--- Provided text ---
════════════════

The heart of the work is the middle movement, a cantilena with a singing quality that could easily have been snatched from an opera. This sublime section is all about subtle expression, a conversation between a pair of sweetly lyrical instruments. The finale repeats ideas from earlier, tossing them upside down as the two violins – waxing virtuosic – lead the way to an unrelenting close in the dark key in which everything began.
FELIX MENDELSSOHN (1809-1847)
SYMPHONY NO. 5 IN D MAJOR, OP. 107, REFORMATION
At the tender age of 17, when most of us are struggling through our last year of high school, Mendelssohn was putting the finishing touches on his overture to A Midsummer Night’s Dream, a marvel of creativity that placed him among the most promising composers of the 19th century. Educated, cultured, skilled in the visual and literary arts, Mendelssohn early on was prepped for greatness, and included in his circle of friends such giants as Goethe and Schumann.
His legacy would include a hit list: the Octet, Hebrides overture, Elijah oratorio, Violin Concerto, and six highly personal string quartets. He also penned five orchestral symphonies (as opposed to his string symphonies), with the Italian and Scotch still holding court in the standard repertoire. His Symphony No. 5, however, never enjoyed the accolades of its siblings, even though it shimmers with some of Mendelssohn’s most thrilling music.
“It’s underrated,’’ said TFO Music Director Michael Francis. “And it’s bigger than most people might understand because it’s about religious tolerance. There’s a sense of him letting go of his past, of the anti-Semitism.’’
Born in Hamburg into a Protestant family of Jewish heritage, the young composer knew prejudice as a constant. Throughout his short life – he died at age 38 – persecution was never far from his personal beliefs and artistic creations. This makes his Fifth Symphony cathartic in its use of religious motifs. In the first movement, we hear the Dresden Amen – a sequence of six notes sung by choirs of the time – which represents the Catholic faith. In the finale we hear Martin Luther’s chorale A Mighty Fortress is our God, which represents the Protestant faith.
Mendelssohn composed the work in honor of the 300th anniversary of the Augsburg Confession, a cornerstone of Lutheranism and the Protestant Reformation. He originally called it his Symphony to Celebrate the Church Revolution, but his sister Fanny later gave the work a name that stuck: Reformation.
It opens with a slow, dignified introduction in D major – although D minor provides the undercurrent afterward – and ends with the Dresden Amen that Wagner would later use as the Grail theme in Parsifal. A galloping scherzo follows, full of the elfin spirit for which Mendelssohn is so well known, and leads into a brief lyrical andante that showcases the strings.
Suddenly, a lone flute appears, singing Luther’s famed hymn as it invites other instruments to join in. As more voices unite, the music grows noble and majestic. A shift in rhythm picks up the pace, and Luther’s melody begins to soar on a wave of counterpoint before coming to a triumphant close.
Quarter note: The Reformation, by the way, wasn’t the last of Mendelssohn’s five symphonies, and the muddled publication of these pieces only confuses the real chronological order: 1, 5, 4, 2, 3. This means the Fifth is actually his Second, written by a 21-year-old composer of remarkable maturity and self-confidence.
Kurt Loft, former music critic for The Tampa Tribune, has been writing about the Tampa Bay arts for more than 40 years.

════════════════

Document layout detection data

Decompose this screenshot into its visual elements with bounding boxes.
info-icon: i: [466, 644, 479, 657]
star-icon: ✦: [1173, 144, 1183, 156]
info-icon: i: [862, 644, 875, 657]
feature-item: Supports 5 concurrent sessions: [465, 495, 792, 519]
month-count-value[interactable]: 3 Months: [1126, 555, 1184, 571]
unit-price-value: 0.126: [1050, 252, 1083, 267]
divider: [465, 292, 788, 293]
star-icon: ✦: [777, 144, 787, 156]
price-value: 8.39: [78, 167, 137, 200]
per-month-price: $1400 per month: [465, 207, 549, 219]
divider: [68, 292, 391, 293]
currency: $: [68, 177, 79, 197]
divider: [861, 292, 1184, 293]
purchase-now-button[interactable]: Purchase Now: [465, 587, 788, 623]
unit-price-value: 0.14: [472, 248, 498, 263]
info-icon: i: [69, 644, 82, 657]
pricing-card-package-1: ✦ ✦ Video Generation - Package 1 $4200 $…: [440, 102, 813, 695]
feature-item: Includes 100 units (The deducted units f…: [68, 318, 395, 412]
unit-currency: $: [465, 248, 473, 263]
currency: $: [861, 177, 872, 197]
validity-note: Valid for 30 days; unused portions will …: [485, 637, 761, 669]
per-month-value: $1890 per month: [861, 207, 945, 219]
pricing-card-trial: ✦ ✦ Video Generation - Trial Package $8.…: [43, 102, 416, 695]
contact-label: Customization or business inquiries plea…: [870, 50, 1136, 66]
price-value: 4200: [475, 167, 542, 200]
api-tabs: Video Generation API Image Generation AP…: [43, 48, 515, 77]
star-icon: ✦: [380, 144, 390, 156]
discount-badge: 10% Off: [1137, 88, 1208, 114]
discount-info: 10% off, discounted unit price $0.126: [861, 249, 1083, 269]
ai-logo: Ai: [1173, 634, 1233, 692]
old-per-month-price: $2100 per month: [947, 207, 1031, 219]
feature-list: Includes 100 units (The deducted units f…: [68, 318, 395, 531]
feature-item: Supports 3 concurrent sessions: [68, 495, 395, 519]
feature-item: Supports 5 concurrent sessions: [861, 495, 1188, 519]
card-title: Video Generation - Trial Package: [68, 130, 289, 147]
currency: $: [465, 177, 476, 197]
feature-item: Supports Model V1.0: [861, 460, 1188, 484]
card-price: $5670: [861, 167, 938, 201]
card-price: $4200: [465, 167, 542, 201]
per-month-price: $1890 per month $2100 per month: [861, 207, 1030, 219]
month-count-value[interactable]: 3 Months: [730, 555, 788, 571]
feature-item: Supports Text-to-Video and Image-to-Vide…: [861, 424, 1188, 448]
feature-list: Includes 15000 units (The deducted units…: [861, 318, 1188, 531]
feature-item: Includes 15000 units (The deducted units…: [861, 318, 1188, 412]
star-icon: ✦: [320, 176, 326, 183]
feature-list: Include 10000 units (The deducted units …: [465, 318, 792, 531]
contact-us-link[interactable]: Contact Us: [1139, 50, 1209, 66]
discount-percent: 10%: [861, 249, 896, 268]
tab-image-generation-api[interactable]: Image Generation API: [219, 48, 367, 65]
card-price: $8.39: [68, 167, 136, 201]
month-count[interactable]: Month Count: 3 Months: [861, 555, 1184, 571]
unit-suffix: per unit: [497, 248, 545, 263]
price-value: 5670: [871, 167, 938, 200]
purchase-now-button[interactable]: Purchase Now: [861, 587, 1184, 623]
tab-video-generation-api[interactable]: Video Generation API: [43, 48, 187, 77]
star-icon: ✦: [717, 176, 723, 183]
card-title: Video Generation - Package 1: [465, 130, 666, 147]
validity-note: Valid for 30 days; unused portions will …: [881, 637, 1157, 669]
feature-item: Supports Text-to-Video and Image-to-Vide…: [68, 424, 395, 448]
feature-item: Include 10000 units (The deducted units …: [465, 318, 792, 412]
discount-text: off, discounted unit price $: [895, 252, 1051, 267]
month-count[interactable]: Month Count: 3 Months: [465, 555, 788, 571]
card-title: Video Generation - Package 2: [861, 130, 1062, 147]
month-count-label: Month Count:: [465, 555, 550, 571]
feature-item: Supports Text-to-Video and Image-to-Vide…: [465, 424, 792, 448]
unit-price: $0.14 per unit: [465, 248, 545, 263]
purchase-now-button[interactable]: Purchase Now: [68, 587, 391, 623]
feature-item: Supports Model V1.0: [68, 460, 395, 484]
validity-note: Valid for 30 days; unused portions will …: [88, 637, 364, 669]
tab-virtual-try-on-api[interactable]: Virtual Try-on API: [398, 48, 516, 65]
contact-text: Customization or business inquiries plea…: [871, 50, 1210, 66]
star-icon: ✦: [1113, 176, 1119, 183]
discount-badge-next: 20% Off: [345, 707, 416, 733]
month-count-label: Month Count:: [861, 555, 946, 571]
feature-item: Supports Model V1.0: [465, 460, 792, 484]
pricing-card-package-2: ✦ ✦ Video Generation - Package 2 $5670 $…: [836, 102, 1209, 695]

════════════════

--- Study questions ---
**A)** What does the Mendelssohn program note say about each of these?
(i) Who gave the Fifth Symphony the name Reformation?
(ii) In which city was Mendelssohn born?
(iii) Which instrument first sings Luther's hymn in the symphony?
**B)** Reproduce the stretch of the Mendelssohn program note from "Mendelssohn composed the" through "showcases the strings.".
**C)** In two sentences, how would you summarize the Mendelssohn program note?
Rely only on the Mendelssohn program note.

--- Answers to the problems ---
**A)**
(i) His sister Fanny.
(ii) Hamburg.
(iii) A lone flute.

**B)**
Mendelssohn composed the work in honor of the 300th anniversary of the Augsburg Confession, a cornerstone of Lutheranism and the Protestant Reformation. He originally called it his Symphony to Celebrate the Church Revolution, but his sister Fanny later gave the work a name that stuck: Reformation.
It opens with a slow, dignified introduction in D major – although D minor provides the undercurrent afterward – and ends with the Dresden Amen that Wagner would later use as the Grail theme in Parsifal. A galloping scherzo follows, full of the elfin spirit for which Mendelssohn is so well known, and leads into a brief lyrical andante that showcases the strings.

**C)** Mendelssohn wrote his Symphony No. 5 for the 300th anniversary of the Augsburg Confession, and his sister Fanny later named it Reformation; it uses the Dresden Amen to represent the Catholic faith and Luther's chorale A Mighty Fortress is our God to represent the Protestant faith. The symphony never received the praise of its siblings, and although published as the Fifth, it was actually his second, written when he was 21.